A block of data:
────────────────────────────────────────

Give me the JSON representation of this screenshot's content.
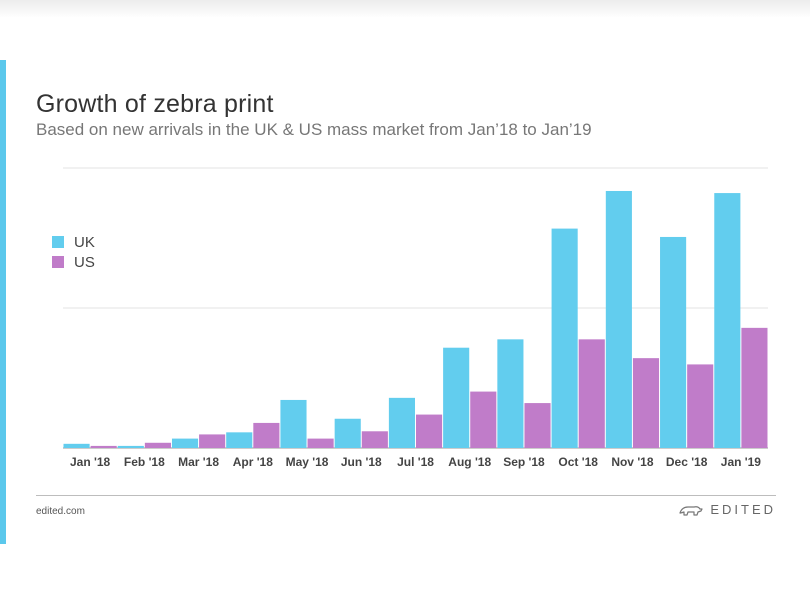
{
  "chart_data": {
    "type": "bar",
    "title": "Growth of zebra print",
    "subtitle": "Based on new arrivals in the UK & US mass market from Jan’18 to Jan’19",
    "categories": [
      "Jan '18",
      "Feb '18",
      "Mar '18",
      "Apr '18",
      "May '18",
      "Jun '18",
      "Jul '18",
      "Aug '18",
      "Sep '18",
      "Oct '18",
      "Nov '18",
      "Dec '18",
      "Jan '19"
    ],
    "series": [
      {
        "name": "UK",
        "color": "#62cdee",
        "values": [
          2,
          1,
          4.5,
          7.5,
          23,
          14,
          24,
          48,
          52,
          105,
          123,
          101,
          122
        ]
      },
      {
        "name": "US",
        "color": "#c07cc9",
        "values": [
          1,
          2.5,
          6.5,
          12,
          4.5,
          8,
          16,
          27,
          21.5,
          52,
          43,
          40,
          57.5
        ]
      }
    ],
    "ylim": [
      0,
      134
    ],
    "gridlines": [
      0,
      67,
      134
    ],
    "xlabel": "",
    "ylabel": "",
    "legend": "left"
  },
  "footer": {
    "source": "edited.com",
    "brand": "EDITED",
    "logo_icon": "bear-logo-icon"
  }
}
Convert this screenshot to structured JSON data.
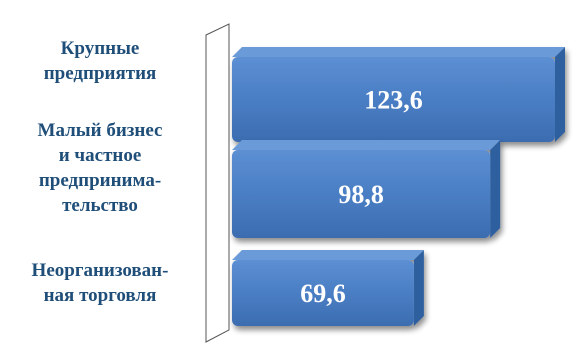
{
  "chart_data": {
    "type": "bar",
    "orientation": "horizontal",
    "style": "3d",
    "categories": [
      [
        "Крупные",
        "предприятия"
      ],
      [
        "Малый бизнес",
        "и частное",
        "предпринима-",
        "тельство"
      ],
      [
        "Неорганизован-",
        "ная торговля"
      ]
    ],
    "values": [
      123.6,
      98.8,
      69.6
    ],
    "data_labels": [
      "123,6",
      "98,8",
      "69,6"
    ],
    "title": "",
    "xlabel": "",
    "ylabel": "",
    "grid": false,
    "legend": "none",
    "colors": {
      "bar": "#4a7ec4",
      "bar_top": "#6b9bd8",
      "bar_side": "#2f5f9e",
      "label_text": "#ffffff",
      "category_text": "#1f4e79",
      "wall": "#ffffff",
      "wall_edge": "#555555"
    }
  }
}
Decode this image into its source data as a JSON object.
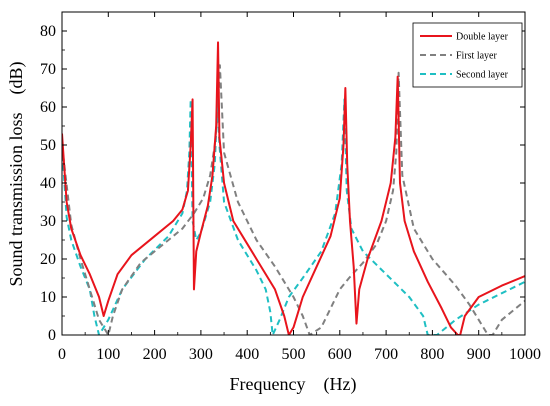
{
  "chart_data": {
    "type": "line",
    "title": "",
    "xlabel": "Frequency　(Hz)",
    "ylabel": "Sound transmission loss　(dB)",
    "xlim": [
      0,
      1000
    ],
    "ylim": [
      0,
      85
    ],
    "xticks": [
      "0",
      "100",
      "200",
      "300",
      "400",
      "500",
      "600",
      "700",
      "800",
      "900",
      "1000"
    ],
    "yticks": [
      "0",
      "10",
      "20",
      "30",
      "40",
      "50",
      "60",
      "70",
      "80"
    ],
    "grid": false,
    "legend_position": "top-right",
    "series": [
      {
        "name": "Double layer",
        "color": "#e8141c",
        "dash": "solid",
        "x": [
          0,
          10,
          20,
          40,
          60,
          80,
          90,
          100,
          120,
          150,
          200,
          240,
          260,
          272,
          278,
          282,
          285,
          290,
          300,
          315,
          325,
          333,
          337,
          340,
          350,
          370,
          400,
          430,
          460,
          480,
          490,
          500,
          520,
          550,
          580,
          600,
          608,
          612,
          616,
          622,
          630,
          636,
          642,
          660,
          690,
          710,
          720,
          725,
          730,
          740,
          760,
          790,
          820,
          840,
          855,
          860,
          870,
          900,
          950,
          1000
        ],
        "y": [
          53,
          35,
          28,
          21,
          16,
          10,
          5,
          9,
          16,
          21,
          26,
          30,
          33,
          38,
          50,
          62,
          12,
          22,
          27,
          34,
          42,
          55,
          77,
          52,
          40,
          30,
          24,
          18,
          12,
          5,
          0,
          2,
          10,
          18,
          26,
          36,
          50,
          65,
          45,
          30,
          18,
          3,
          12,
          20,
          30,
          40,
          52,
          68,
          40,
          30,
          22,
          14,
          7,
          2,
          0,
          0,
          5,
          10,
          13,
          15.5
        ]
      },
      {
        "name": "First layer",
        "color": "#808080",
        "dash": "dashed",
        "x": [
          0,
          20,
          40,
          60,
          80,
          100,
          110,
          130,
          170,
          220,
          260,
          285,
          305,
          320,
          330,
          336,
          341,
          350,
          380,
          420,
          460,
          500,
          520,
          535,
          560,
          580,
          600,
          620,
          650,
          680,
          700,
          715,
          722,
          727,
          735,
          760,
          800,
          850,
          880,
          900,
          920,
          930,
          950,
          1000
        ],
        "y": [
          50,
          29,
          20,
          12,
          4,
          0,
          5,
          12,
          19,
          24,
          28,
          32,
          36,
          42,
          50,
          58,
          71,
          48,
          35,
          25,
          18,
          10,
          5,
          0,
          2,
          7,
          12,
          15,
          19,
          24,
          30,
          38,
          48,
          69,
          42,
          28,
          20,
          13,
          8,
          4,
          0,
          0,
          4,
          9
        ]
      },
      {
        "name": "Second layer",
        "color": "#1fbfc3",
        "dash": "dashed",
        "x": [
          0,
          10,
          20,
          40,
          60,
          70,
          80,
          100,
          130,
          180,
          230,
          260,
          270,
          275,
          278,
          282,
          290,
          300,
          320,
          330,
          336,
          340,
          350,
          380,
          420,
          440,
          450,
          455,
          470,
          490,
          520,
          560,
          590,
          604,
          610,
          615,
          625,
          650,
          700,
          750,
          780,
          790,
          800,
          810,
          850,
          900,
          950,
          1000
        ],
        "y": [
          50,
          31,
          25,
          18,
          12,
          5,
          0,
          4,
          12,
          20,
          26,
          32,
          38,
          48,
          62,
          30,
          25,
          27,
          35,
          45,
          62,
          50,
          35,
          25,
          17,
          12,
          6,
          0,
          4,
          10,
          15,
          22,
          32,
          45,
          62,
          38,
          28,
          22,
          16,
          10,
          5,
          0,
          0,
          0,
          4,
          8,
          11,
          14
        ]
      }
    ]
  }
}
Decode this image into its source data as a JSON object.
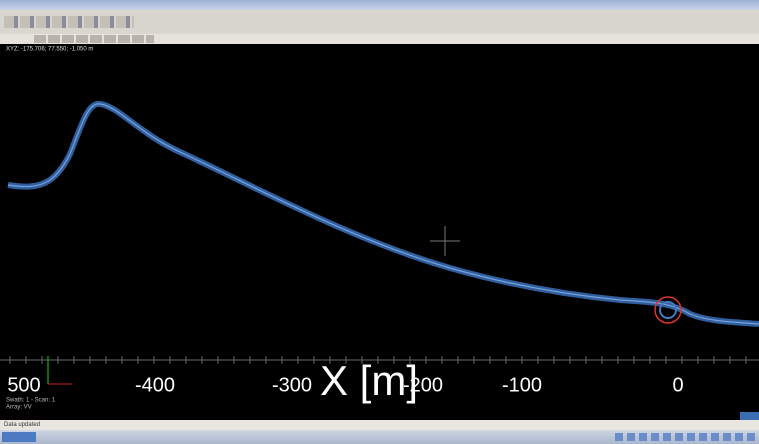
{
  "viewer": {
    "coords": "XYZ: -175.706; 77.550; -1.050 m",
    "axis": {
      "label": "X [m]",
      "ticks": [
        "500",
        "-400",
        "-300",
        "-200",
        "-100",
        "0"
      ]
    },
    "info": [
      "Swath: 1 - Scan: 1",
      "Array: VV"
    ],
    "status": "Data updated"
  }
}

────────────────────────────────────────

→ Work to do
Using the listing above, show each line holding the string "this".

→ Right answer
Give me the JSON representation of this screenshot's content.
Convert this screenshot to structured JSON data.
Decode this image into its source data as a JSON object.
Decode this image into its source data as a JSON object.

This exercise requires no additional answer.